__PROMPT__
Set down the full listing exactly, character for character.
— start of EXERCISE MATERIALS —
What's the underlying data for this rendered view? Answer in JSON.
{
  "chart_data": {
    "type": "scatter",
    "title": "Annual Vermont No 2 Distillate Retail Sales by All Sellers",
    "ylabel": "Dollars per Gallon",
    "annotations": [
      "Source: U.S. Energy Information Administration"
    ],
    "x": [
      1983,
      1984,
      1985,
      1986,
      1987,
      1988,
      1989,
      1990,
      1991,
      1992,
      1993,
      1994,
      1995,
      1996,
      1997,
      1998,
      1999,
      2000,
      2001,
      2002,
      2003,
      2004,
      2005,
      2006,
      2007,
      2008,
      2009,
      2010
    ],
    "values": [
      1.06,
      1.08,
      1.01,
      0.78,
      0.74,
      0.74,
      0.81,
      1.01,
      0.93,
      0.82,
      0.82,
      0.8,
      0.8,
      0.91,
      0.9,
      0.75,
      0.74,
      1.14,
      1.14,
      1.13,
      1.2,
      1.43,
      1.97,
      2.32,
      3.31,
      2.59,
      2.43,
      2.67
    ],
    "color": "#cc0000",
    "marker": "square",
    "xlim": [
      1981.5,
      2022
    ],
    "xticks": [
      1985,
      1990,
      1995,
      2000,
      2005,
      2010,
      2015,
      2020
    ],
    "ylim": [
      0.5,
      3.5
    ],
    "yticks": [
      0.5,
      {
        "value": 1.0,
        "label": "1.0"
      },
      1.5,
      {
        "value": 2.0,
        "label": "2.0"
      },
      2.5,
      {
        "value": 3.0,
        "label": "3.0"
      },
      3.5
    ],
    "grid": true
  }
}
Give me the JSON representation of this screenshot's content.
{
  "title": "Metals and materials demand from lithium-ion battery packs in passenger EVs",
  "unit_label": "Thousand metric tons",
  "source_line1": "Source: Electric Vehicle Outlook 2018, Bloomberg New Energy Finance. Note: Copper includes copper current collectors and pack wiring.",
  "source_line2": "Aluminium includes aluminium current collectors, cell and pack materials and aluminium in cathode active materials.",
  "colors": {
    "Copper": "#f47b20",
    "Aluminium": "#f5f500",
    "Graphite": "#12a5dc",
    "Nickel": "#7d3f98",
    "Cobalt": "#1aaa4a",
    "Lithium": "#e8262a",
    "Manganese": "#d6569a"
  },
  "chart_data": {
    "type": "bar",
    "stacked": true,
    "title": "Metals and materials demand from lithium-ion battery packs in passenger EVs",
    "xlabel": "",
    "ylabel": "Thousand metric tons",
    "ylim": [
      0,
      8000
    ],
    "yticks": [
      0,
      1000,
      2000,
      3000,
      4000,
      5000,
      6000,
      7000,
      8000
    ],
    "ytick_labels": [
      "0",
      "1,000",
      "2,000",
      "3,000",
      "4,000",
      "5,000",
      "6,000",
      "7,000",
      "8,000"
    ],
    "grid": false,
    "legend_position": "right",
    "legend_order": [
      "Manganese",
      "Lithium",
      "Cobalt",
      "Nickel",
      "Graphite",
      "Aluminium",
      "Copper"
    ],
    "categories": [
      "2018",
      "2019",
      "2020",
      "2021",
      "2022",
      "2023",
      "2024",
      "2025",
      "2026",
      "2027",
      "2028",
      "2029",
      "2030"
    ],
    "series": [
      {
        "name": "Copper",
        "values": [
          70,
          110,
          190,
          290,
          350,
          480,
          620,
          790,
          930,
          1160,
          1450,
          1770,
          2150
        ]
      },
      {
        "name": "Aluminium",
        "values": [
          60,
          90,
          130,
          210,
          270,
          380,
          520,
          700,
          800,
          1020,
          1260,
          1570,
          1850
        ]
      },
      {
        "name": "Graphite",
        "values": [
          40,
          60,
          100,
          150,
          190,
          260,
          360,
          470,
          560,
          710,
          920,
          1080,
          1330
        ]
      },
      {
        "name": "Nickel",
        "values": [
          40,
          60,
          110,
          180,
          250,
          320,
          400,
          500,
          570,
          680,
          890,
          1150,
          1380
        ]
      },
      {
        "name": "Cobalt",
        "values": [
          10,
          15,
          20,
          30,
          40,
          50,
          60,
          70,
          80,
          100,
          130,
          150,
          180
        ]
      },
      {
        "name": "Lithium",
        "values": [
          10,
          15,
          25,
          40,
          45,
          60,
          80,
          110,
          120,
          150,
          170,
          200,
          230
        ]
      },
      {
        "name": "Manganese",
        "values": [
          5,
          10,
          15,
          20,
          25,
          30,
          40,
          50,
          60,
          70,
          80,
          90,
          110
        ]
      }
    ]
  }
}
— end of EXERCISE MATERIALS —
__FINAL ANSWER__
What's the underlying data for this rendered view? Answer in JSON.
{
  "chart_data": {
    "type": "scatter",
    "title": "Annual Vermont No 2 Distillate Retail Sales by All Sellers",
    "ylabel": "Dollars per Gallon",
    "annotations": [
      "Source: U.S. Energy Information Administration"
    ],
    "x": [
      1983,
      1984,
      1985,
      1986,
      1987,
      1988,
      1989,
      1990,
      1991,
      1992,
      1993,
      1994,
      1995,
      1996,
      1997,
      1998,
      1999,
      2000,
      2001,
      2002,
      2003,
      2004,
      2005,
      2006,
      2007,
      2008,
      2009,
      2010
    ],
    "values": [
      1.06,
      1.08,
      1.01,
      0.78,
      0.74,
      0.74,
      0.81,
      1.01,
      0.93,
      0.82,
      0.82,
      0.8,
      0.8,
      0.91,
      0.9,
      0.75,
      0.74,
      1.14,
      1.14,
      1.13,
      1.2,
      1.43,
      1.97,
      2.32,
      3.31,
      2.59,
      2.43,
      2.67
    ],
    "color": "#cc0000",
    "marker": "square",
    "xlim": [
      1981.5,
      2022
    ],
    "xticks": [
      1985,
      1990,
      1995,
      2000,
      2005,
      2010,
      2015,
      2020
    ],
    "ylim": [
      0.5,
      3.5
    ],
    "yticks": [
      0.5,
      {
        "value": 1.0,
        "label": "1.0"
      },
      1.5,
      {
        "value": 2.0,
        "label": "2.0"
      },
      2.5,
      {
        "value": 3.0,
        "label": "3.0"
      },
      3.5
    ],
    "grid": true
  }
}
Give me the JSON representation of this screenshot's content.
{
  "title": "Metals and materials demand from lithium-ion battery packs in passenger EVs",
  "unit_label": "Thousand metric tons",
  "source_line1": "Source: Electric Vehicle Outlook 2018, Bloomberg New Energy Finance. Note: Copper includes copper current collectors and pack wiring.",
  "source_line2": "Aluminium includes aluminium current collectors, cell and pack materials and aluminium in cathode active materials.",
  "colors": {
    "Copper": "#f47b20",
    "Aluminium": "#f5f500",
    "Graphite": "#12a5dc",
    "Nickel": "#7d3f98",
    "Cobalt": "#1aaa4a",
    "Lithium": "#e8262a",
    "Manganese": "#d6569a"
  },
  "chart_data": {
    "type": "bar",
    "stacked": true,
    "title": "Metals and materials demand from lithium-ion battery packs in passenger EVs",
    "xlabel": "",
    "ylabel": "Thousand metric tons",
    "ylim": [
      0,
      8000
    ],
    "yticks": [
      0,
      1000,
      2000,
      3000,
      4000,
      5000,
      6000,
      7000,
      8000
    ],
    "ytick_labels": [
      "0",
      "1,000",
      "2,000",
      "3,000",
      "4,000",
      "5,000",
      "6,000",
      "7,000",
      "8,000"
    ],
    "grid": false,
    "legend_position": "right",
    "legend_order": [
      "Manganese",
      "Lithium",
      "Cobalt",
      "Nickel",
      "Graphite",
      "Aluminium",
      "Copper"
    ],
    "categories": [
      "2018",
      "2019",
      "2020",
      "2021",
      "2022",
      "2023",
      "2024",
      "2025",
      "2026",
      "2027",
      "2028",
      "2029",
      "2030"
    ],
    "series": [
      {
        "name": "Copper",
        "values": [
          70,
          110,
          190,
          290,
          350,
          480,
          620,
          790,
          930,
          1160,
          1450,
          1770,
          2150
        ]
      },
      {
        "name": "Aluminium",
        "values": [
          60,
          90,
          130,
          210,
          270,
          380,
          520,
          700,
          800,
          1020,
          1260,
          1570,
          1850
        ]
      },
      {
        "name": "Graphite",
        "values": [
          40,
          60,
          100,
          150,
          190,
          260,
          360,
          470,
          560,
          710,
          920,
          1080,
          1330
        ]
      },
      {
        "name": "Nickel",
        "values": [
          40,
          60,
          110,
          180,
          250,
          320,
          400,
          500,
          570,
          680,
          890,
          1150,
          1380
        ]
      },
      {
        "name": "Cobalt",
        "values": [
          10,
          15,
          20,
          30,
          40,
          50,
          60,
          70,
          80,
          100,
          130,
          150,
          180
        ]
      },
      {
        "name": "Lithium",
        "values": [
          10,
          15,
          25,
          40,
          45,
          60,
          80,
          110,
          120,
          150,
          170,
          200,
          230
        ]
      },
      {
        "name": "Manganese",
        "values": [
          5,
          10,
          15,
          20,
          25,
          30,
          40,
          50,
          60,
          70,
          80,
          90,
          110
        ]
      }
    ]
  }
}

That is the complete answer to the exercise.